-------- Exercise inputs

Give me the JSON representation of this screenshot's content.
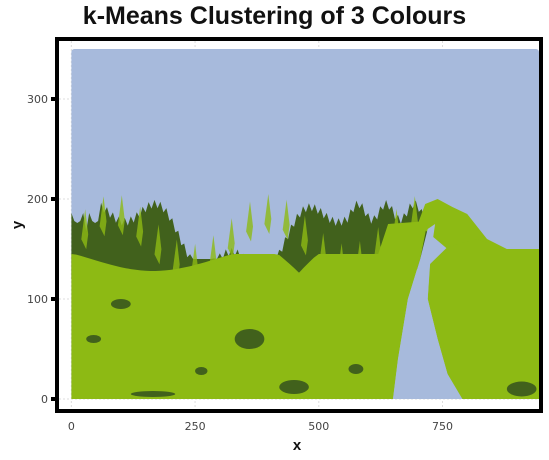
{
  "chart_data": {
    "type": "scatter",
    "title": "k-Means Clustering of 3 Colours",
    "xlabel": "x",
    "ylabel": "y",
    "xlim": [
      -25,
      945
    ],
    "ylim": [
      -10,
      358
    ],
    "x_ticks": [
      0,
      250,
      500,
      750
    ],
    "y_ticks": [
      0,
      100,
      200,
      300
    ],
    "grid": true,
    "legend": "none",
    "image_extent": {
      "x": [
        0,
        945
      ],
      "y": [
        0,
        350
      ]
    },
    "clusters": [
      {
        "color": "#a7badc"
      },
      {
        "color": "#8dba14"
      },
      {
        "color": "#41611c"
      }
    ]
  }
}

----------------

**Written instruction:**
Without the pictures, output the full listing exactly as it stands.

**Final answer:**
Give me the JSON representation of this screenshot's content.
{
  "chart_data": {
    "type": "scatter",
    "title": "k-Means Clustering of 3 Colours",
    "xlabel": "x",
    "ylabel": "y",
    "xlim": [
      -25,
      945
    ],
    "ylim": [
      -10,
      358
    ],
    "x_ticks": [
      0,
      250,
      500,
      750
    ],
    "y_ticks": [
      0,
      100,
      200,
      300
    ],
    "grid": true,
    "legend": "none",
    "image_extent": {
      "x": [
        0,
        945
      ],
      "y": [
        0,
        350
      ]
    },
    "clusters": [
      {
        "color": "#a7badc"
      },
      {
        "color": "#8dba14"
      },
      {
        "color": "#41611c"
      }
    ]
  }
}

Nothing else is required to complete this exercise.